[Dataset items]
----
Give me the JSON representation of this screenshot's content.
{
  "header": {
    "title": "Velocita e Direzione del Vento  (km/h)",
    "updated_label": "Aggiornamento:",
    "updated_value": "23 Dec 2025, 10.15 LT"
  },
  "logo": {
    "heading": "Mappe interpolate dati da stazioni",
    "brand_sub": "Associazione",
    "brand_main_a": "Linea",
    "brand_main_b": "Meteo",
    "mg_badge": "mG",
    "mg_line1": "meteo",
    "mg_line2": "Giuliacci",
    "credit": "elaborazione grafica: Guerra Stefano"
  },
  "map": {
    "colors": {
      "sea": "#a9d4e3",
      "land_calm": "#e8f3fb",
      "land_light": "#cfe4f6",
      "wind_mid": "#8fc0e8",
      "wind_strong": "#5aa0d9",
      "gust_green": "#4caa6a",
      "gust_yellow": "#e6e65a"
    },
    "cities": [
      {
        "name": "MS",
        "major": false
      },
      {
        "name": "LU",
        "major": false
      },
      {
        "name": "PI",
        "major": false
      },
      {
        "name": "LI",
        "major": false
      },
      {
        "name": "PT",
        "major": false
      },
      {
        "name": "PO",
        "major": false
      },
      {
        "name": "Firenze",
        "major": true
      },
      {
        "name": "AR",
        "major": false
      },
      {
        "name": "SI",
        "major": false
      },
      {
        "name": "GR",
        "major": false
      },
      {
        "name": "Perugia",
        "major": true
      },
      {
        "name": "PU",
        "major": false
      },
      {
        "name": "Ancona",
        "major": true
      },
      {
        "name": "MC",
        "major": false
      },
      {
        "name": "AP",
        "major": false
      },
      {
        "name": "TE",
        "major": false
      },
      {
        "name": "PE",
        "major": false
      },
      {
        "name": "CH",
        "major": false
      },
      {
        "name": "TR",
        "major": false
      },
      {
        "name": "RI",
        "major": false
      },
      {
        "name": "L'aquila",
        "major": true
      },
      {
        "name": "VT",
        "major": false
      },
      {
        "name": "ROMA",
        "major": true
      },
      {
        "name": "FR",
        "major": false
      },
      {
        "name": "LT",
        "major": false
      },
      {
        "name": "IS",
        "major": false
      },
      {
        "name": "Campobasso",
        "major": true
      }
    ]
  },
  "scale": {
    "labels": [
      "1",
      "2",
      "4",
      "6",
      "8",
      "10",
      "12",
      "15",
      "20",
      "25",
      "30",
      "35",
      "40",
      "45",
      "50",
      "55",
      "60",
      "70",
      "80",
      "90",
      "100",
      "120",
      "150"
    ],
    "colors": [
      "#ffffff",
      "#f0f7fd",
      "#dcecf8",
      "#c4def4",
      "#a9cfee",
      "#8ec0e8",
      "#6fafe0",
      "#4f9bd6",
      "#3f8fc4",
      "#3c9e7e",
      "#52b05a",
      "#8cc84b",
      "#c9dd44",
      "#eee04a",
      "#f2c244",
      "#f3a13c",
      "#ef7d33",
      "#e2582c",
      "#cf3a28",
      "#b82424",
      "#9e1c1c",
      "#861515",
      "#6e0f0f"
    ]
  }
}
----
Go through the data and return every record exactly.

Give me the JSON representation of this screenshot's content.
{
  "header": {
    "title": "Velocita e Direzione del Vento  (km/h)",
    "updated_label": "Aggiornamento:",
    "updated_value": "23 Dec 2025, 10.15 LT"
  },
  "logo": {
    "heading": "Mappe interpolate dati da stazioni",
    "brand_sub": "Associazione",
    "brand_main_a": "Linea",
    "brand_main_b": "Meteo",
    "mg_badge": "mG",
    "mg_line1": "meteo",
    "mg_line2": "Giuliacci",
    "credit": "elaborazione grafica: Guerra Stefano"
  },
  "map": {
    "colors": {
      "sea": "#a9d4e3",
      "land_calm": "#e8f3fb",
      "land_light": "#cfe4f6",
      "wind_mid": "#8fc0e8",
      "wind_strong": "#5aa0d9",
      "gust_green": "#4caa6a",
      "gust_yellow": "#e6e65a"
    },
    "cities": [
      {
        "name": "MS",
        "major": false
      },
      {
        "name": "LU",
        "major": false
      },
      {
        "name": "PI",
        "major": false
      },
      {
        "name": "LI",
        "major": false
      },
      {
        "name": "PT",
        "major": false
      },
      {
        "name": "PO",
        "major": false
      },
      {
        "name": "Firenze",
        "major": true
      },
      {
        "name": "AR",
        "major": false
      },
      {
        "name": "SI",
        "major": false
      },
      {
        "name": "GR",
        "major": false
      },
      {
        "name": "Perugia",
        "major": true
      },
      {
        "name": "PU",
        "major": false
      },
      {
        "name": "Ancona",
        "major": true
      },
      {
        "name": "MC",
        "major": false
      },
      {
        "name": "AP",
        "major": false
      },
      {
        "name": "TE",
        "major": false
      },
      {
        "name": "PE",
        "major": false
      },
      {
        "name": "CH",
        "major": false
      },
      {
        "name": "TR",
        "major": false
      },
      {
        "name": "RI",
        "major": false
      },
      {
        "name": "L'aquila",
        "major": true
      },
      {
        "name": "VT",
        "major": false
      },
      {
        "name": "ROMA",
        "major": true
      },
      {
        "name": "FR",
        "major": false
      },
      {
        "name": "LT",
        "major": false
      },
      {
        "name": "IS",
        "major": false
      },
      {
        "name": "Campobasso",
        "major": true
      }
    ]
  },
  "scale": {
    "labels": [
      "1",
      "2",
      "4",
      "6",
      "8",
      "10",
      "12",
      "15",
      "20",
      "25",
      "30",
      "35",
      "40",
      "45",
      "50",
      "55",
      "60",
      "70",
      "80",
      "90",
      "100",
      "120",
      "150"
    ],
    "colors": [
      "#ffffff",
      "#f0f7fd",
      "#dcecf8",
      "#c4def4",
      "#a9cfee",
      "#8ec0e8",
      "#6fafe0",
      "#4f9bd6",
      "#3f8fc4",
      "#3c9e7e",
      "#52b05a",
      "#8cc84b",
      "#c9dd44",
      "#eee04a",
      "#f2c244",
      "#f3a13c",
      "#ef7d33",
      "#e2582c",
      "#cf3a28",
      "#b82424",
      "#9e1c1c",
      "#861515",
      "#6e0f0f"
    ]
  }
}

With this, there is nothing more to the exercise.